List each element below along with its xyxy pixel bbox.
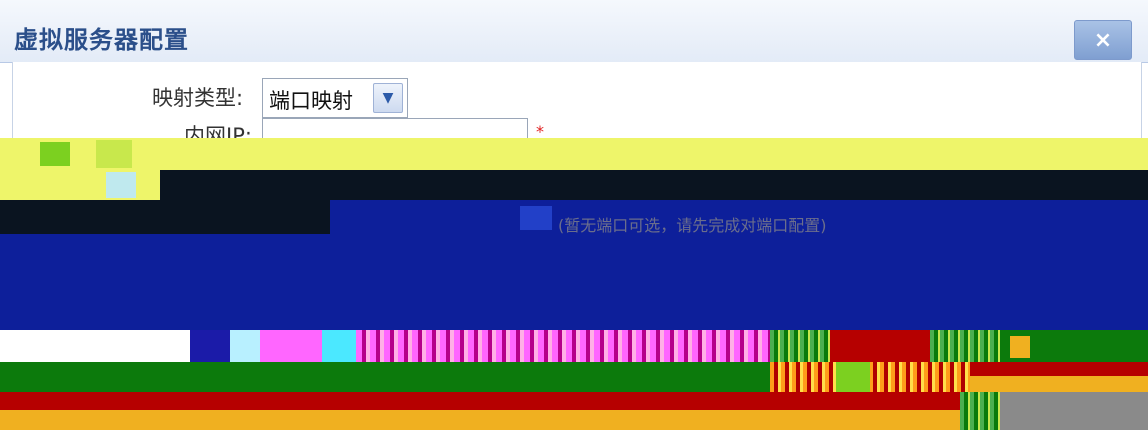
corrupt-pattern [770,362,970,392]
mapping-type-select[interactable]: 端口映射 ▼ [262,78,408,118]
corrupt-block [40,142,70,166]
corrupt-band-dark [160,170,1148,200]
corrupt-block [230,330,260,362]
no-port-notice: (暂无端口可选，请先完成对端口配置) [558,216,827,235]
virtual-server-dialog: 虚拟服务器配置 × 映射类型: 端口映射 ▼ 内网IP: * [0,0,1148,148]
dialog-title: 虚拟服务器配置 [14,26,189,54]
corrupt-block [970,362,1148,376]
corrupt-pattern [356,330,770,362]
corrupt-pattern [770,330,830,362]
mapping-type-label: 映射类型: [152,86,244,110]
corrupt-block [322,330,356,362]
corrupt-block [836,362,870,392]
mapping-type-value: 端口映射 [269,89,353,113]
corrupt-band-yellow [0,138,1148,170]
corrupt-block [970,376,1148,392]
corrupt-band-dark [0,200,330,234]
dialog-titlebar[interactable]: 虚拟服务器配置 × [0,0,1148,63]
close-button[interactable]: × [1074,20,1132,60]
corrupt-pattern [930,330,1000,362]
corrupt-band-navy [0,234,1148,330]
corrupt-block [520,206,552,230]
corrupt-band-red [0,392,980,410]
corrupt-block [1010,336,1030,358]
chevron-down-icon[interactable]: ▼ [373,83,403,113]
corrupt-block [0,170,160,200]
corrupt-block-gray [1000,392,1148,430]
close-icon: × [1093,27,1113,53]
corrupt-block [260,330,322,362]
corrupt-pattern [960,392,1000,430]
corrupt-band-orange [0,410,980,430]
corrupt-block [830,330,930,362]
corrupt-band-green [0,362,770,392]
corrupt-block [96,140,132,168]
corrupt-block [190,330,230,362]
corrupt-block [106,172,136,198]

--*--

§ What the task asks
Can you write out the entries above again with every "corrupt-band" changed to "glitch-band" and everything else left as it is? Leave the pictures out.

§ Exercise result
List each element below along with its xyxy pixel bbox.
corrupt-pattern [770,362,970,392]
mapping-type-select[interactable]: 端口映射 ▼ [262,78,408,118]
corrupt-block [40,142,70,166]
glitch-band-dark [160,170,1148,200]
corrupt-block [230,330,260,362]
no-port-notice: (暂无端口可选，请先完成对端口配置) [558,216,827,235]
virtual-server-dialog: 虚拟服务器配置 × 映射类型: 端口映射 ▼ 内网IP: * [0,0,1148,148]
dialog-title: 虚拟服务器配置 [14,26,189,54]
corrupt-block [970,362,1148,376]
corrupt-pattern [356,330,770,362]
corrupt-pattern [770,330,830,362]
mapping-type-label: 映射类型: [152,86,244,110]
corrupt-block [322,330,356,362]
corrupt-block [836,362,870,392]
mapping-type-value: 端口映射 [269,89,353,113]
glitch-band-yellow [0,138,1148,170]
corrupt-block [970,376,1148,392]
glitch-band-dark [0,200,330,234]
dialog-titlebar[interactable]: 虚拟服务器配置 × [0,0,1148,63]
close-button[interactable]: × [1074,20,1132,60]
corrupt-pattern [930,330,1000,362]
glitch-band-navy [0,234,1148,330]
corrupt-block [520,206,552,230]
glitch-band-red [0,392,980,410]
corrupt-block [1010,336,1030,358]
chevron-down-icon[interactable]: ▼ [373,83,403,113]
corrupt-block [0,170,160,200]
corrupt-block-gray [1000,392,1148,430]
close-icon: × [1093,27,1113,53]
corrupt-block [260,330,322,362]
corrupt-pattern [960,392,1000,430]
glitch-band-orange [0,410,980,430]
corrupt-block [830,330,930,362]
glitch-band-green [0,362,770,392]
corrupt-block [96,140,132,168]
corrupt-block [190,330,230,362]
corrupt-block [106,172,136,198]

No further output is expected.